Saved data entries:
★ ★ ★

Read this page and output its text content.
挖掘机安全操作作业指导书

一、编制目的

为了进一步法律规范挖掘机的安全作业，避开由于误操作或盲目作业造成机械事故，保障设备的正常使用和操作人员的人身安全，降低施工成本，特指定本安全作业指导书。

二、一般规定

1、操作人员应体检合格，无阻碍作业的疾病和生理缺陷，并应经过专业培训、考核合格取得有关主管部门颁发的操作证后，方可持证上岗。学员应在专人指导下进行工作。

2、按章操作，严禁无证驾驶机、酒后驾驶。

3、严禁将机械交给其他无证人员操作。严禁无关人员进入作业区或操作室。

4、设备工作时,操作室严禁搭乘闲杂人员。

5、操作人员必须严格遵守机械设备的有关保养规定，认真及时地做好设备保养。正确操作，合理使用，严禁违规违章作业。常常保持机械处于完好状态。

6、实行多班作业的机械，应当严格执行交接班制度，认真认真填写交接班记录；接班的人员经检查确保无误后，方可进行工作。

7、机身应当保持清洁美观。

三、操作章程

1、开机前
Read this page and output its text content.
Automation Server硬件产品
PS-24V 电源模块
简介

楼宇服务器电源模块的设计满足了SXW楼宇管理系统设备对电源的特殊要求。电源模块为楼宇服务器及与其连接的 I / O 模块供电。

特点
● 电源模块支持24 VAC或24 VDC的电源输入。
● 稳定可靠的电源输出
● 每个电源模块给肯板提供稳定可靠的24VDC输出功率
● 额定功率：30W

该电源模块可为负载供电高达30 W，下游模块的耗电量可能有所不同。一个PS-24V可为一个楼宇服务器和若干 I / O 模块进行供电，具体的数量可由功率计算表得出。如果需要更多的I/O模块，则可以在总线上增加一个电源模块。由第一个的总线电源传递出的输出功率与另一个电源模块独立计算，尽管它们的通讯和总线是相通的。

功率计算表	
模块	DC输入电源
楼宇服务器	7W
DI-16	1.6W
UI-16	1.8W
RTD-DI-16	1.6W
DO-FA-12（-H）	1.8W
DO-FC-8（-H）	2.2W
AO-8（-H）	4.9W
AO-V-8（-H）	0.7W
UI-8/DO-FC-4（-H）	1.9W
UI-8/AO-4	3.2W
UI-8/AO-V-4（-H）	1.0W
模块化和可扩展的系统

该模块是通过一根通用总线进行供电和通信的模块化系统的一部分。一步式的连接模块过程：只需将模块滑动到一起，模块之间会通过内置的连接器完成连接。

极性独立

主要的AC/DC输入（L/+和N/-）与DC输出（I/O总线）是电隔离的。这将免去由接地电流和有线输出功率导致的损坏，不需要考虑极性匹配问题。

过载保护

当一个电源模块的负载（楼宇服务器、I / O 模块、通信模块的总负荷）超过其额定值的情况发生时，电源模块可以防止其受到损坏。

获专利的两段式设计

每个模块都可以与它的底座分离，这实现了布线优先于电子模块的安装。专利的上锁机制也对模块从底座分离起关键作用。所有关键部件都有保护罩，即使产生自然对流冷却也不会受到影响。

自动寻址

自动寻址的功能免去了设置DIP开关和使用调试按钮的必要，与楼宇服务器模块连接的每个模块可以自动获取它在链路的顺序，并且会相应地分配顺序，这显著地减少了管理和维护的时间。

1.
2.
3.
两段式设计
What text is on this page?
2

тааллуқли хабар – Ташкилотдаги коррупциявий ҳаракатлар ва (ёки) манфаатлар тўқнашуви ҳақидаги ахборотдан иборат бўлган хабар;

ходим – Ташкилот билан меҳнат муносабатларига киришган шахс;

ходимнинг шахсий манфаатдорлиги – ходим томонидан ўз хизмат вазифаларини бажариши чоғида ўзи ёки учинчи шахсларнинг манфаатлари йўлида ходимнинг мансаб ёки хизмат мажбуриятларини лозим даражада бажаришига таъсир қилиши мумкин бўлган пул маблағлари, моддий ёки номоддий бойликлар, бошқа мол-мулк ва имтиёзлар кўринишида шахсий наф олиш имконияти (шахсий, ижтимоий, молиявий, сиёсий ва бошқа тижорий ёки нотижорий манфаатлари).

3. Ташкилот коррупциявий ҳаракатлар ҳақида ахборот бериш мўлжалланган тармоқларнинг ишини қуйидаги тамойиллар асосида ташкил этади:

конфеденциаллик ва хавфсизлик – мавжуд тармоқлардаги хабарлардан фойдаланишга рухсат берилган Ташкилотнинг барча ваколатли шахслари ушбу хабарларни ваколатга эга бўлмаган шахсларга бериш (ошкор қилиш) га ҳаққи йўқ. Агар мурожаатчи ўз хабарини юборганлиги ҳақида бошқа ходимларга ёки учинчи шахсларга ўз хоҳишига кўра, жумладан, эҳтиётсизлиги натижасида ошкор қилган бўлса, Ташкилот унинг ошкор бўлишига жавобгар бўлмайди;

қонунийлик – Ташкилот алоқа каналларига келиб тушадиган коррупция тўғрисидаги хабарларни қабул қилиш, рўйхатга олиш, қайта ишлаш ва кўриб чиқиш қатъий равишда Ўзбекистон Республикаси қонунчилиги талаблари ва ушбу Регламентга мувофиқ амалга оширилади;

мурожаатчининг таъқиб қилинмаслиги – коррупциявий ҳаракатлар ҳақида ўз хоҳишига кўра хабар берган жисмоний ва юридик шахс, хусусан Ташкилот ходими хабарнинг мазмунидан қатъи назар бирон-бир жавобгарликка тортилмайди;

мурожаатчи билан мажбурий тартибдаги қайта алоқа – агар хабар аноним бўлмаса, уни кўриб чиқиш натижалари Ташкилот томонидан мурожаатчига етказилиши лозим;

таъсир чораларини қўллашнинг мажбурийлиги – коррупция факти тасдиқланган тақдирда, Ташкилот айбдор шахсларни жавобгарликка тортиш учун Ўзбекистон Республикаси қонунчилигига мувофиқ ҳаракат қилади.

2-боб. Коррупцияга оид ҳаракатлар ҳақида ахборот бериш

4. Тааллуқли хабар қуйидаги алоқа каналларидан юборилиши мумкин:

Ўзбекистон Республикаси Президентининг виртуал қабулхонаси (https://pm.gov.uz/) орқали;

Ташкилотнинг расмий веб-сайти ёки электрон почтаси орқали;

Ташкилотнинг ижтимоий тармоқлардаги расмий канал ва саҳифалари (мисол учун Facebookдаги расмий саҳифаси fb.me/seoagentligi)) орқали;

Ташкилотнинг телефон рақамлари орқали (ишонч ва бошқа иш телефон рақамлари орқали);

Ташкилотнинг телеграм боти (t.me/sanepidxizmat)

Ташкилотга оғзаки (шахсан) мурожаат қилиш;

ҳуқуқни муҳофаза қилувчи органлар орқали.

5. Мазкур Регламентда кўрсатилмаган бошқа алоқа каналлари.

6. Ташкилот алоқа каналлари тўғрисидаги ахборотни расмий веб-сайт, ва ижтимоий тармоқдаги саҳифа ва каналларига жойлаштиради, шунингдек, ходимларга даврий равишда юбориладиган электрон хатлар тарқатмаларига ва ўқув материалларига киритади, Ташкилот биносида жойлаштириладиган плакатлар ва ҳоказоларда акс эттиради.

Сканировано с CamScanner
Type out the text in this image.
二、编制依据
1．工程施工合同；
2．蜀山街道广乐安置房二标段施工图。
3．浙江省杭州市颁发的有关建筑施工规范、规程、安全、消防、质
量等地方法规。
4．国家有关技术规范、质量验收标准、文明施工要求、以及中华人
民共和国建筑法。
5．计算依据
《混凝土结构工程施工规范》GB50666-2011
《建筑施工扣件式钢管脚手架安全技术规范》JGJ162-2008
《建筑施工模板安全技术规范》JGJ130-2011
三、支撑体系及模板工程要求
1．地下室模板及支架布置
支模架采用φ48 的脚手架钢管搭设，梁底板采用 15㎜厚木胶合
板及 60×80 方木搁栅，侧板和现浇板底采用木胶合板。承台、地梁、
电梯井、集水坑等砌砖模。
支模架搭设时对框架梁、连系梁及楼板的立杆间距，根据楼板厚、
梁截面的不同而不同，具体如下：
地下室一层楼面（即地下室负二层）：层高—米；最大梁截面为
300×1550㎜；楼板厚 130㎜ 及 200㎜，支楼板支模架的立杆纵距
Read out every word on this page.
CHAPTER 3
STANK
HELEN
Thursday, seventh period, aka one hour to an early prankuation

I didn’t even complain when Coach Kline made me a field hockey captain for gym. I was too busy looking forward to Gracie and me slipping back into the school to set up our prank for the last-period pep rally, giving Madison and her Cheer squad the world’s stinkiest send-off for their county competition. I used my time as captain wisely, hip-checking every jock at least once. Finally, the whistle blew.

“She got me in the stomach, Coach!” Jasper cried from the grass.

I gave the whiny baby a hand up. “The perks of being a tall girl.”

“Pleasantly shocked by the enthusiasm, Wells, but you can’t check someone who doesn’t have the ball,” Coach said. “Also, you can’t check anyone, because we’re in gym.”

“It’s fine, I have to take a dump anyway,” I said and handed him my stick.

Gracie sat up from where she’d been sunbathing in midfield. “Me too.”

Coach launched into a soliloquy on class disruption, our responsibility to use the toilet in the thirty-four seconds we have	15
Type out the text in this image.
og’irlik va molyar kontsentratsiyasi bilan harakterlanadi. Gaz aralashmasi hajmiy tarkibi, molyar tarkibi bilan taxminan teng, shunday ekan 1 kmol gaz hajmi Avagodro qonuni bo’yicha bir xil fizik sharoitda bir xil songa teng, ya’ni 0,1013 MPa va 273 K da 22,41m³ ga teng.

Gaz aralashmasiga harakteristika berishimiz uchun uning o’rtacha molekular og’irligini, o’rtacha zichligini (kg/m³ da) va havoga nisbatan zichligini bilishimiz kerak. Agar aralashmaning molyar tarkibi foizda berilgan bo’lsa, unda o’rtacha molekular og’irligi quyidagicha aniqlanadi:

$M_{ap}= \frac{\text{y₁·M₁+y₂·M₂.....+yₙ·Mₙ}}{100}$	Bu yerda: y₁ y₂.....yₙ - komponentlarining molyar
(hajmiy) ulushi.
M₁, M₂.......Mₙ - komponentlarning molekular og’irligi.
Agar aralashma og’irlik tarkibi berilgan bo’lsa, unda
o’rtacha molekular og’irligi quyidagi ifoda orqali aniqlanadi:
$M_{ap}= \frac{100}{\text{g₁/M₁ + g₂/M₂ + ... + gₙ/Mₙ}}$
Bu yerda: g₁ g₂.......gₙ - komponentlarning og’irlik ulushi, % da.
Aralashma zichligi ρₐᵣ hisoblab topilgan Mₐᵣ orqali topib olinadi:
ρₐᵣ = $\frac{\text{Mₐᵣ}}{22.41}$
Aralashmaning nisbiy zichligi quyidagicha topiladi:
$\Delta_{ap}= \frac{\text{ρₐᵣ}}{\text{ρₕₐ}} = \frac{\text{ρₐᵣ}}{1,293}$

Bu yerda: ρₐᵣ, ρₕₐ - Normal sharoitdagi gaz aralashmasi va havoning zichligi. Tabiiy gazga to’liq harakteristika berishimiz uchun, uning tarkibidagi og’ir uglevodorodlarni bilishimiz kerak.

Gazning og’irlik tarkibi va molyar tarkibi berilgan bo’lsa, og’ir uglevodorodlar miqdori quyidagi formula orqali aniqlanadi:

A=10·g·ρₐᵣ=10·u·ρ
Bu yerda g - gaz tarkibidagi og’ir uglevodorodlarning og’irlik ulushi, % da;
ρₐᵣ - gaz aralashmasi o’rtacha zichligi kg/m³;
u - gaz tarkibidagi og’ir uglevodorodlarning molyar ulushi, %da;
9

★ ★ ★

* [Exercise description]:
Each line in the listing above either holds the string "билан" or does not; state how many do, giving the number only.

* [Written answer]:
2